Instruções →
**1)** Reescreva a resenha de "O enredo do" até "a seu respeito.", trocando "monarca" por "soberano".
**2)** Retome a resenha de "O Coração das Trevas" e escreva o que viria logo depois do último parágrafo.

Trecho da resenha →

-- -- --

[Resenha] O Coração das Trevas - Joseph Conrad

  



Sinopse: Publicado em forma de livro em 1902, Coração das trevas é um dos grandes clássicos da literatura do século XX, conhecido também por ter servido de base para o filme Apocalypse now!, obra-prima de Francis Ford Coppola. Nessa nova tradução de Sergio Flaksman, a prosa conradiana aparece em todos os seus contornos e trejeitos, conforme o leitor acompanha a viagem do protagonista Marlowe pelo coração sombrio da selva africana. A missão de Marlowe é trazer de volta Kurtz, um mercador de marfim cujos métodos passam a desagradar a companhia mercante que o contratou. Dividido entre o fascínio e a repulsa por Kurtz, Marlowe aos poucos vai descobrindo a natureza desses métodos. A edição lançada diretamente no formato de bolso acompanha ainda o conto Um posto avançado e posfácio do renomado historiador Luiz Felipe Alencastro.

 

Opinião: “O Coração das Trevas”

O enredo do livro que será resenhado nessa postagem é ambientado na bacia do Congo durante a fase em que ela era propriedade do rei Leopoldo II da Bélgica. O monarca já chegou a ser condecorado como um redentor dos negros devido à propagação na Europa de sua filantropia na África. Contudo, houve um grande esforço em denunciar a farsa que ele representava e modificar a opinião pública a seu respeito.

Hoje, sabemos que Leopoldo derramou mais sangue e causou mais sofrimento na África que todas as tragédias naturais e todas as revoluções no continente. Naquele período, expedições “civilizatórias” condenaram povos inteiros ao sacrifício e à servidão. Joseph Conrad baseou a história contada em “Coração das Trevas” nesse contexto histórico.

A história possui mais de um narrador. Ela começa a ser contada por um narrador oculto, o qual nos fornece descrições a respeito do local que a ambienta e o compara com outras regiões desconhecidas pelo homem europeu que por ele foram desbravadas em busca de riquezas. Ele nos apresenta Marlow, o segundo narrador, e nos revela o objetivo da missão contada no livro, o de trazer Kurtz, comandante de um posto avançado no reino Belga, de volta ao seu país. A partir do momento em que Marlow se torna narrador, ele nos reconta essa história.

-- -- --

Entradas →
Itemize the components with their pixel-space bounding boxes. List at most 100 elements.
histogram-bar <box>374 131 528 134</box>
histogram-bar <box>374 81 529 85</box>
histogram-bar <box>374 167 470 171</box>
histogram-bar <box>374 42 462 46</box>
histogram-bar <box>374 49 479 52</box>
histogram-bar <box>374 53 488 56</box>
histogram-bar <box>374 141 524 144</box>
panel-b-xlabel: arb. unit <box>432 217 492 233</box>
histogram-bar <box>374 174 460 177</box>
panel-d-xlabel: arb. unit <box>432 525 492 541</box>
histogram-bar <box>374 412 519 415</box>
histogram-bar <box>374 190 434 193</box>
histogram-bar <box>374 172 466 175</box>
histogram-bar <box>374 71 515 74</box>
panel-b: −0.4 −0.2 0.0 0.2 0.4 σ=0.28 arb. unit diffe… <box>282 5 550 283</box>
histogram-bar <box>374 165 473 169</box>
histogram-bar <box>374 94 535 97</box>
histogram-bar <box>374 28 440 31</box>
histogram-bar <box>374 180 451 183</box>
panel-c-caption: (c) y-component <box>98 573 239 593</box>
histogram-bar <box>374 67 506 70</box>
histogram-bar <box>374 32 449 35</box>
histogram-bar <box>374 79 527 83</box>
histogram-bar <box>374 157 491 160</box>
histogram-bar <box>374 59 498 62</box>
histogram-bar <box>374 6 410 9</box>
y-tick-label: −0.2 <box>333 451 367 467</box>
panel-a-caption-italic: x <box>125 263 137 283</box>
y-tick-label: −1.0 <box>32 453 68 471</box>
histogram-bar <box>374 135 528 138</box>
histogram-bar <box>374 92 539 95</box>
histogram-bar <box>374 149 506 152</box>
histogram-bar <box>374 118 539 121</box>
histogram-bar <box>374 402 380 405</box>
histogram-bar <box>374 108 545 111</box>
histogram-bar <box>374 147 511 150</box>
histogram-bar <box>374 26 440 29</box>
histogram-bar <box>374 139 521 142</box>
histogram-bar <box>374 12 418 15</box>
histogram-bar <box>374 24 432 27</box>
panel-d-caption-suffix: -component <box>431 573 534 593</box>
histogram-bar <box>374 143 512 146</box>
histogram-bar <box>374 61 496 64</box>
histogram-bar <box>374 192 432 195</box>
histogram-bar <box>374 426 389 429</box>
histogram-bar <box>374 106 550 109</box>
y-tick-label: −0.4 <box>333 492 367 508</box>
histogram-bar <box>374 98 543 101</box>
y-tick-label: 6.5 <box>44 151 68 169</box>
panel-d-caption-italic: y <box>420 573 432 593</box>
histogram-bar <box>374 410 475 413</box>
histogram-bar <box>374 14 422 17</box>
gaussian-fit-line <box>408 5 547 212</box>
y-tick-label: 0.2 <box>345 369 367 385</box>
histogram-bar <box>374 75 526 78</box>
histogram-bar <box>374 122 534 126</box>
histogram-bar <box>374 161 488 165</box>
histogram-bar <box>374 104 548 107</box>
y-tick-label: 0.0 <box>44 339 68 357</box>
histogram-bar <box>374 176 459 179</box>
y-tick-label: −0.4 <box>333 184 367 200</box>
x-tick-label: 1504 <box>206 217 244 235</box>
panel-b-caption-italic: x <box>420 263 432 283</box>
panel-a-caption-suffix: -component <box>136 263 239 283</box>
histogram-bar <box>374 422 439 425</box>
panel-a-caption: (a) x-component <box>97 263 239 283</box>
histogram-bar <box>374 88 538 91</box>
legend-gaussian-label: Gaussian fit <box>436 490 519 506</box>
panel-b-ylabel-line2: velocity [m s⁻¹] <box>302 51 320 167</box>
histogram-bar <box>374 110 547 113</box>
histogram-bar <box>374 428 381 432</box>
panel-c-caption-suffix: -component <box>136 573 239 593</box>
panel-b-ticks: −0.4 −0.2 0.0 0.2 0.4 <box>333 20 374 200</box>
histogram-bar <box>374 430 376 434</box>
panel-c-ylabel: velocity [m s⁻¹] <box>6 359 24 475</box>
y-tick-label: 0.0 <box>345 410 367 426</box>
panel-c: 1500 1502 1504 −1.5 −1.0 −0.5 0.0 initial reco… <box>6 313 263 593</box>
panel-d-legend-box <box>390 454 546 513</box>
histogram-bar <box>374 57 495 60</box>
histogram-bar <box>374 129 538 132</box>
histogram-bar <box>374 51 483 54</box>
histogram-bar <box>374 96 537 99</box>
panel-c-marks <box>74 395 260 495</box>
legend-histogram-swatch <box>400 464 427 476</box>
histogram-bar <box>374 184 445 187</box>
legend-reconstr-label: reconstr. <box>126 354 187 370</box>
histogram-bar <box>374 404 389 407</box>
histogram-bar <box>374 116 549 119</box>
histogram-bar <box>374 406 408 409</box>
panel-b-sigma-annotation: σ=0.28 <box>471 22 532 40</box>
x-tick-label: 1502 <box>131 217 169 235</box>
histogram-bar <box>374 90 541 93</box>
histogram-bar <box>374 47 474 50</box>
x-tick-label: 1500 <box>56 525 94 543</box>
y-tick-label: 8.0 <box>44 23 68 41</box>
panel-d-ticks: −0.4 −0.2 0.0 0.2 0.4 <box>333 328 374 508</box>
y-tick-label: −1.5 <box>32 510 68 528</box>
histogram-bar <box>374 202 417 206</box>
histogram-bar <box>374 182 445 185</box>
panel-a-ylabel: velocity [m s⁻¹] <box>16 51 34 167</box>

-- -- --

Respostas do exercício →
**1)**
O enredo do livro que será resenhado nessa postagem é ambientado na bacia do Congo durante a fase em que ela era propriedade do rei Leopoldo II da Bélgica. O soberano já chegou a ser condecorado como um redentor dos negros devido à propagação na Europa de sua filantropia na África. Contudo, houve um grande esforço em denunciar a farsa que ele representava e modificar a opinião pública a seu respeito.

**2)**
A princípio, o livro é de difícil leitura. Com termos raros, parágrafos longos e uma divisão de capítulos não tão bem demarcada, ela é cansativa no começo. Também há a menção a paisagens que não conhecemos, o que dificulta a construção de imagens em nossas mentes. A mudança de narrador também requer um maior grau de atenção.

Contudo, fazer uma pequena pesquisa sobre a geografia física do ambiente desse enredo e ter um dicionário à disposição propiciarão uma grande imersão na história. O empreendimento de uma leitura atenta também. Após a minha imersão no enredo, a leitura fluiu tão bem que pausá-la me causou grande desconforto.

O emprego de parágrafos extensos e a pequena explicitação das demarcações entre os capítulos, recursos que a princípio me foram desagradáveis, com o tempo passaram a transmitir a impressão de prolongada continuidade da história, dando-lhe grande dinamismo. O livro não tem uma abordagem politicamente correta, mas assim mesmo é difícil expressar em palavras o quanto ele me agradou.

Embora o enredo se passe no continente africano, não houve a mínima preocupação de Joseph Conrad em ilustrar o falar de seus habitantes. Ao contrário, ele os bestializou e fez analogias entre negros e animais. Também chegou a retratar negros como seres desprovidos de racionalidade.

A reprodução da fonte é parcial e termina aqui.